▶ [TASK DETAILS]: Answer with a single number, the count of lines holding the word "были".

BEGIN

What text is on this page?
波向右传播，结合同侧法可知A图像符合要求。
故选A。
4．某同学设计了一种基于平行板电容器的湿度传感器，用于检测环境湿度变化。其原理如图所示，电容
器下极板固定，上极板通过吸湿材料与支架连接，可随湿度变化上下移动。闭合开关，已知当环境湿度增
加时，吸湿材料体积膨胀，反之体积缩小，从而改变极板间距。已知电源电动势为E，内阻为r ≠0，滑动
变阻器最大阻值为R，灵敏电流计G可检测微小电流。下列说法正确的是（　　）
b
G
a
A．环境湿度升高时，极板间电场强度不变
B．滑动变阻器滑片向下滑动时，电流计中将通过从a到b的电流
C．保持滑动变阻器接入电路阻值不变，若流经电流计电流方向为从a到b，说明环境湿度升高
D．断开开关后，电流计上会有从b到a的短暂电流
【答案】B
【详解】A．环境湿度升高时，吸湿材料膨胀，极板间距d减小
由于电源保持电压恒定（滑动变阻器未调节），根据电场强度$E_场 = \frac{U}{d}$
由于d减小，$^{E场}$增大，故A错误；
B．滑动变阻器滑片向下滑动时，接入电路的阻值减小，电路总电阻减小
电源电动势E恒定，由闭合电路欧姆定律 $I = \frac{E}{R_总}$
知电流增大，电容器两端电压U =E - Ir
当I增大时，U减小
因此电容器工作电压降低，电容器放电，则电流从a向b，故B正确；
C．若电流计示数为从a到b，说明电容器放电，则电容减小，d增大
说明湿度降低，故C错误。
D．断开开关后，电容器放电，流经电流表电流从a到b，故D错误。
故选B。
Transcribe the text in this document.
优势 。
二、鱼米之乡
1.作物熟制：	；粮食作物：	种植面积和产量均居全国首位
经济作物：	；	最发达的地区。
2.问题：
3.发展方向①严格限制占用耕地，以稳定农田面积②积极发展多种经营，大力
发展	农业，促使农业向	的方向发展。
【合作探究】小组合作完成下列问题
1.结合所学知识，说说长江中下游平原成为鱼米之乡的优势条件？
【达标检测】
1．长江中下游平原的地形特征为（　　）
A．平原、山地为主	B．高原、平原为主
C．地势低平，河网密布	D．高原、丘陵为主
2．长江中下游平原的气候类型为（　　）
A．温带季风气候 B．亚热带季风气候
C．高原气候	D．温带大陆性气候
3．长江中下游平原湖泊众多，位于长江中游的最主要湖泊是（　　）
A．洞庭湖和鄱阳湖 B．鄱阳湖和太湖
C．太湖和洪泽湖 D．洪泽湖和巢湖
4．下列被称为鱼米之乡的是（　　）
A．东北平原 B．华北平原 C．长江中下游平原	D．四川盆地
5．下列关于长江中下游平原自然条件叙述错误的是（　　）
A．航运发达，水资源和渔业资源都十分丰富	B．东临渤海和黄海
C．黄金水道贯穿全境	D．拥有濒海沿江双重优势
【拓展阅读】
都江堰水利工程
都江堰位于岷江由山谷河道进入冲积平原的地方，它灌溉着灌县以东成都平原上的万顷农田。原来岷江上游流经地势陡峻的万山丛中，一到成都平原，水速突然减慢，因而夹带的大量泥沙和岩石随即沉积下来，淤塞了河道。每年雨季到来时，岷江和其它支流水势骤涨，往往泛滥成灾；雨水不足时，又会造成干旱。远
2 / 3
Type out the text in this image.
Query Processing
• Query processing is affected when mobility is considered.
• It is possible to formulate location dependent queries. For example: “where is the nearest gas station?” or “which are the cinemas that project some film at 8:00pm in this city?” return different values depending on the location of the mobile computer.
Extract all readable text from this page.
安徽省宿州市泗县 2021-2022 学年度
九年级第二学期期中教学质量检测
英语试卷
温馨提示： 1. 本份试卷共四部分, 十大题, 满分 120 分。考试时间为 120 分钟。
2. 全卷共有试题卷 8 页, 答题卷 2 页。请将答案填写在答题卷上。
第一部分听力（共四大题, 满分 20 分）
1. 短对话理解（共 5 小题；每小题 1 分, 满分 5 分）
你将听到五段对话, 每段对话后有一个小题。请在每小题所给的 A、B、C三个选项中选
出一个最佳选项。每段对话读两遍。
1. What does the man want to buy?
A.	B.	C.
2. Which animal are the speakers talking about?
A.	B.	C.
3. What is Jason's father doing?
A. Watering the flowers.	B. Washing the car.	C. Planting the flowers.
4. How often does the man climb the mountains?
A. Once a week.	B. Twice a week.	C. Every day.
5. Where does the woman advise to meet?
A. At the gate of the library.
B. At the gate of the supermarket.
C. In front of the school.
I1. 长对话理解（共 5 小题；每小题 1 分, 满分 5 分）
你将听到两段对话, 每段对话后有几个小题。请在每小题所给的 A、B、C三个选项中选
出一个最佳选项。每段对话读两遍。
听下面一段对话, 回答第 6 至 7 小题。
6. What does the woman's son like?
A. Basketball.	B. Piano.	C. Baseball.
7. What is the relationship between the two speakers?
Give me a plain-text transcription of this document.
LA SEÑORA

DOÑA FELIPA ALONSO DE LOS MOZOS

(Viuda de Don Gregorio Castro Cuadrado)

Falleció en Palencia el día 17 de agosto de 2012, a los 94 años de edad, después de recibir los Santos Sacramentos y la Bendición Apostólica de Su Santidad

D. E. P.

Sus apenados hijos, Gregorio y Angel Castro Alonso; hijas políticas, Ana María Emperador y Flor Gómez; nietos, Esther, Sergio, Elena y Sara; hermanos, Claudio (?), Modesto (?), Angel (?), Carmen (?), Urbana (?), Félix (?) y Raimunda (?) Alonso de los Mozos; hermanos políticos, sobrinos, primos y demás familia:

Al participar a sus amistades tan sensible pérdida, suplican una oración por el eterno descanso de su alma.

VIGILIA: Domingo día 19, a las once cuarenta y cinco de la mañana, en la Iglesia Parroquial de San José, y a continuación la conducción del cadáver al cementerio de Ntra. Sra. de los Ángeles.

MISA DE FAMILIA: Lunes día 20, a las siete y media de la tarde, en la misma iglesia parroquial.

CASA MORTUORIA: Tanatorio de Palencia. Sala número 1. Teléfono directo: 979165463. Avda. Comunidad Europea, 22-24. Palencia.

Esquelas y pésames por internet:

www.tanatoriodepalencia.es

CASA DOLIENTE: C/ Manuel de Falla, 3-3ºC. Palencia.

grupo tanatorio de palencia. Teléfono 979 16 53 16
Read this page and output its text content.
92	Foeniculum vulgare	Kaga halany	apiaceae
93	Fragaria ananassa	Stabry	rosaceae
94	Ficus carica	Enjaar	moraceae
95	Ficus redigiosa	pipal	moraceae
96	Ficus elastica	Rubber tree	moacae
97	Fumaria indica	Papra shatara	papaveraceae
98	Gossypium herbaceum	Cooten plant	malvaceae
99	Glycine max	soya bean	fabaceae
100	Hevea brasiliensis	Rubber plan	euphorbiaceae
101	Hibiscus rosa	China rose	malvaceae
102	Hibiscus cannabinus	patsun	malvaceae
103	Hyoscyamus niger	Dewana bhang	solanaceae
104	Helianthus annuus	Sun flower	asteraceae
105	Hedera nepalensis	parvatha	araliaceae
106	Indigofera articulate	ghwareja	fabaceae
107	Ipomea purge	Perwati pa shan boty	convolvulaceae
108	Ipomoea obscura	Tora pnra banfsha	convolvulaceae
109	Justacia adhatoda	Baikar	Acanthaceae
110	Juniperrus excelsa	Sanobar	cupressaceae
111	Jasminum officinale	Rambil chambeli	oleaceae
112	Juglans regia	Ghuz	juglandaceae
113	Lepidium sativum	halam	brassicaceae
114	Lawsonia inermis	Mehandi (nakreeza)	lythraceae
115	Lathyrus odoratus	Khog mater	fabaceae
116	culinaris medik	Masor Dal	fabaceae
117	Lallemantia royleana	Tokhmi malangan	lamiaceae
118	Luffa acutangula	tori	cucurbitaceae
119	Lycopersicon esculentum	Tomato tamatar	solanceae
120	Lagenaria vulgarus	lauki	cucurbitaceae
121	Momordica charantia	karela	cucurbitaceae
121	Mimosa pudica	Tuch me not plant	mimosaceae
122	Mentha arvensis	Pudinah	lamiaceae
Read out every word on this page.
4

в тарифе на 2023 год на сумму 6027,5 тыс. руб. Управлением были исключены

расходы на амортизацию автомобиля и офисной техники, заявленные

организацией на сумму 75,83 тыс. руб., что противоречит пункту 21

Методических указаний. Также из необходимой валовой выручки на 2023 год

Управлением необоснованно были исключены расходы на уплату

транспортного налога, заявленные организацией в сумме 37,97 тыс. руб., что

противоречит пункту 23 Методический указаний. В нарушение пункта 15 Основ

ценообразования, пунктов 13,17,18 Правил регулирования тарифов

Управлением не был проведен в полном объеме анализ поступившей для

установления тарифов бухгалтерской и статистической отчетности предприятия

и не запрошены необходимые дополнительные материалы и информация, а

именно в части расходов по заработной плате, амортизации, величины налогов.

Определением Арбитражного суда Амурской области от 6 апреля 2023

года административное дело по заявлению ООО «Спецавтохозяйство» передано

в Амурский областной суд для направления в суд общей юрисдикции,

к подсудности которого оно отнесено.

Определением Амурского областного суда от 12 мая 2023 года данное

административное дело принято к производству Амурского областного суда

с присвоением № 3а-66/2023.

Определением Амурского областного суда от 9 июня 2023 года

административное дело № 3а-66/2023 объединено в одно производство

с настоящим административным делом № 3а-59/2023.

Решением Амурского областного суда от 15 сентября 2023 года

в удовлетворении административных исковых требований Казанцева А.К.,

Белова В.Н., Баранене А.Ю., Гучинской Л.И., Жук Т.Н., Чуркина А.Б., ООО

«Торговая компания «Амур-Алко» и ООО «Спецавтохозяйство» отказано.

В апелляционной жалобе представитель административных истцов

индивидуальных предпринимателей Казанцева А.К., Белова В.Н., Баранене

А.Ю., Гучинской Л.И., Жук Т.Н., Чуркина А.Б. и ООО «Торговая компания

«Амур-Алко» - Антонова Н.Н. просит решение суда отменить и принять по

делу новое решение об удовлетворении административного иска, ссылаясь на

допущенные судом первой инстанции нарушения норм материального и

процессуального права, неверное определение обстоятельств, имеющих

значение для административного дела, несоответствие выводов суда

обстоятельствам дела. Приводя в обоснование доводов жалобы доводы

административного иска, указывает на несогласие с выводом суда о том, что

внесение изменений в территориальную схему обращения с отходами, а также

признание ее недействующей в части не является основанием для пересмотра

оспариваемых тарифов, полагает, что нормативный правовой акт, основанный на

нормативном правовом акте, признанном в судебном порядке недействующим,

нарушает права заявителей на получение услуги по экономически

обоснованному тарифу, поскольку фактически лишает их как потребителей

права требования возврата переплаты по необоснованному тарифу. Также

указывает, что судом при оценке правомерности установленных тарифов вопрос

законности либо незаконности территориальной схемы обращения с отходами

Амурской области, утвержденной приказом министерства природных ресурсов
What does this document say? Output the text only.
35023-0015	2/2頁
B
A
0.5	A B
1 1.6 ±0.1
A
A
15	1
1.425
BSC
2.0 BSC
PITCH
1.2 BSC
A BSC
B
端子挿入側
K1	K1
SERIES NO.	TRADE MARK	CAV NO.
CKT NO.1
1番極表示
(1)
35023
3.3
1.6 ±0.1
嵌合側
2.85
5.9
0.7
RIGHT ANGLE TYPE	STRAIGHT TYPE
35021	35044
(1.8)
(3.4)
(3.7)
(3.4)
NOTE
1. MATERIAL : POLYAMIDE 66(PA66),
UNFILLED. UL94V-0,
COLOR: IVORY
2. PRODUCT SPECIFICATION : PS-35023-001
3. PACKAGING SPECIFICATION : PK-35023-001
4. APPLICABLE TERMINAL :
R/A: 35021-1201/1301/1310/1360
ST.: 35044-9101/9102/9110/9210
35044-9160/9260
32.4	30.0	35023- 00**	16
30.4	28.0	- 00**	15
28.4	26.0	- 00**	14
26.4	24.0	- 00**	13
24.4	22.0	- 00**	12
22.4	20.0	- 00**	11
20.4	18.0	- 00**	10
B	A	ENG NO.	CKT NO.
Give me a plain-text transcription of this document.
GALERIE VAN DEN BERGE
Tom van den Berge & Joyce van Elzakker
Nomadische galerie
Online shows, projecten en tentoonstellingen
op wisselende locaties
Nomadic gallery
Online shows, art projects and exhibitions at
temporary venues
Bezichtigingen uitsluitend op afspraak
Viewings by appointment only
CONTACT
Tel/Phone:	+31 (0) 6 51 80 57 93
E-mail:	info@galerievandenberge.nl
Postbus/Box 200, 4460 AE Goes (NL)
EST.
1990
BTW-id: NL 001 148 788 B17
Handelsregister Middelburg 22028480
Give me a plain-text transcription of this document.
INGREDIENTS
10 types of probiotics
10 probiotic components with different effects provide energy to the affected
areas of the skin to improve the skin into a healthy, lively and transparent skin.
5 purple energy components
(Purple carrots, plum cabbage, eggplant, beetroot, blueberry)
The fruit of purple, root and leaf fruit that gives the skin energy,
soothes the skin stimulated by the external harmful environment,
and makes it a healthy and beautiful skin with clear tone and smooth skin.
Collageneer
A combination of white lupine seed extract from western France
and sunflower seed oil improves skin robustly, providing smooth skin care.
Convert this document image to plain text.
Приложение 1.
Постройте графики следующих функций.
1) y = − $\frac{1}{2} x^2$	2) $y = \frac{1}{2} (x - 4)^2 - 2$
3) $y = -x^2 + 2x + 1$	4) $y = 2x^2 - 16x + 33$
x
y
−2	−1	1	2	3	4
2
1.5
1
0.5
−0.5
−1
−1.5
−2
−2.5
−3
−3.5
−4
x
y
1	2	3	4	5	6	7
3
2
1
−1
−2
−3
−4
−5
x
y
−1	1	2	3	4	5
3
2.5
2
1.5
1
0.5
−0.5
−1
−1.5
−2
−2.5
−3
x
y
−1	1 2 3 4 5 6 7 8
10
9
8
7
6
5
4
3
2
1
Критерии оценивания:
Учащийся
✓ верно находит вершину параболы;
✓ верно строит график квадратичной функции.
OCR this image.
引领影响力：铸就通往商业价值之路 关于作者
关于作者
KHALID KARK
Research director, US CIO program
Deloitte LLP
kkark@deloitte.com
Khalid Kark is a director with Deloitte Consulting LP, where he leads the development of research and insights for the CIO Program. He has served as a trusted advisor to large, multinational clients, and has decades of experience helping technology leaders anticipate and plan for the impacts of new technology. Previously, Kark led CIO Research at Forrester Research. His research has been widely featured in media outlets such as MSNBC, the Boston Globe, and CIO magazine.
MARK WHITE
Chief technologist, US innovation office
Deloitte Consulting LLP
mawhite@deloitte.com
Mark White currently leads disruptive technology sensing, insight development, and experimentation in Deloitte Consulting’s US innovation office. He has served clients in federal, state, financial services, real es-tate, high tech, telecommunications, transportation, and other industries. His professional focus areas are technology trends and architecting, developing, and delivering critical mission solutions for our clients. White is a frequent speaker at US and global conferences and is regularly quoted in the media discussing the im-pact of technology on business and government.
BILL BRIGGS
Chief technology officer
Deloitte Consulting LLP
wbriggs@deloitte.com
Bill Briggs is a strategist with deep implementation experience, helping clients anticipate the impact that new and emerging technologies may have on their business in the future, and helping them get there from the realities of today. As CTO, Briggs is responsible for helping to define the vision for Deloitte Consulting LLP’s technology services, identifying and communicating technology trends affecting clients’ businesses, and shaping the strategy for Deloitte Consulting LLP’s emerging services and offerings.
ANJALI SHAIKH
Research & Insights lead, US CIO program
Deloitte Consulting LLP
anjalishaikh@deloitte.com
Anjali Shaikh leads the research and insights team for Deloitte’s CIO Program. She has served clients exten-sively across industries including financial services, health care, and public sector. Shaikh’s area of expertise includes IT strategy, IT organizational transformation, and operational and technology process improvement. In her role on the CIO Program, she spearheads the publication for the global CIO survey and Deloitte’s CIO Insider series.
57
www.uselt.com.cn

END

▶ [WRITTEN SOLUTION]: 2